=== SUPPLIED RECORDS ===

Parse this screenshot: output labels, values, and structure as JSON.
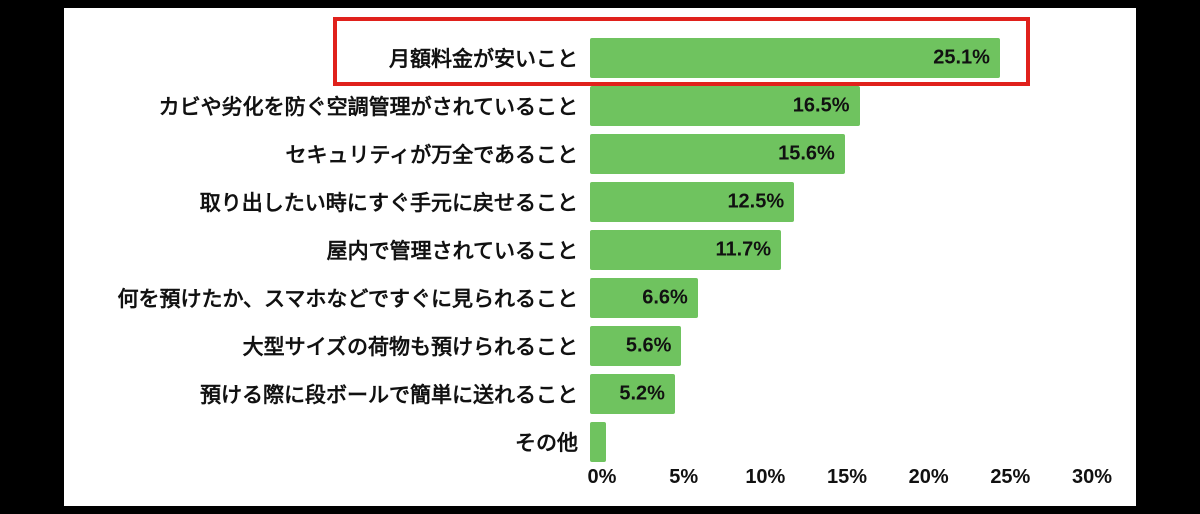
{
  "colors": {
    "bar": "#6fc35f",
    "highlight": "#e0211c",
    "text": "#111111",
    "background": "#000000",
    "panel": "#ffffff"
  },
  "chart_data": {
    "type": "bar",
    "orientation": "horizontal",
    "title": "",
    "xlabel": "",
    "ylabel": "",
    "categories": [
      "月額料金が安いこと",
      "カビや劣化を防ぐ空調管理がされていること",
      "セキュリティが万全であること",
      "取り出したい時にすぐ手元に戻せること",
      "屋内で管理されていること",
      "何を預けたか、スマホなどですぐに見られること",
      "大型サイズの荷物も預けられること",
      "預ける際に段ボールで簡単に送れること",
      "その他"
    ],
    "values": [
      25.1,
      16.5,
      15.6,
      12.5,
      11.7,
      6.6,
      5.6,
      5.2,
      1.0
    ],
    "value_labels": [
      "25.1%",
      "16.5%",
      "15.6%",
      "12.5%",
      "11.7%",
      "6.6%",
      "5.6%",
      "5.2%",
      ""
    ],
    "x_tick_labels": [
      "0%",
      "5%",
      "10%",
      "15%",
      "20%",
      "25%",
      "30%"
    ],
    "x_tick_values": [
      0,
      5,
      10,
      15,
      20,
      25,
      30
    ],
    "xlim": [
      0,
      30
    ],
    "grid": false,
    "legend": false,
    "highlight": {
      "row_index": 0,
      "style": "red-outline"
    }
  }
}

===

- TO BE DONE -
Without including any pictures, reproduce the listing exactly.

- EXERCISE RESPONSE -
Parse this screenshot: output labels, values, and structure as JSON.
{
  "colors": {
    "bar": "#6fc35f",
    "highlight": "#e0211c",
    "text": "#111111",
    "background": "#000000",
    "panel": "#ffffff"
  },
  "chart_data": {
    "type": "bar",
    "orientation": "horizontal",
    "title": "",
    "xlabel": "",
    "ylabel": "",
    "categories": [
      "月額料金が安いこと",
      "カビや劣化を防ぐ空調管理がされていること",
      "セキュリティが万全であること",
      "取り出したい時にすぐ手元に戻せること",
      "屋内で管理されていること",
      "何を預けたか、スマホなどですぐに見られること",
      "大型サイズの荷物も預けられること",
      "預ける際に段ボールで簡単に送れること",
      "その他"
    ],
    "values": [
      25.1,
      16.5,
      15.6,
      12.5,
      11.7,
      6.6,
      5.6,
      5.2,
      1.0
    ],
    "value_labels": [
      "25.1%",
      "16.5%",
      "15.6%",
      "12.5%",
      "11.7%",
      "6.6%",
      "5.6%",
      "5.2%",
      ""
    ],
    "x_tick_labels": [
      "0%",
      "5%",
      "10%",
      "15%",
      "20%",
      "25%",
      "30%"
    ],
    "x_tick_values": [
      0,
      5,
      10,
      15,
      20,
      25,
      30
    ],
    "xlim": [
      0,
      30
    ],
    "grid": false,
    "legend": false,
    "highlight": {
      "row_index": 0,
      "style": "red-outline"
    }
  }
}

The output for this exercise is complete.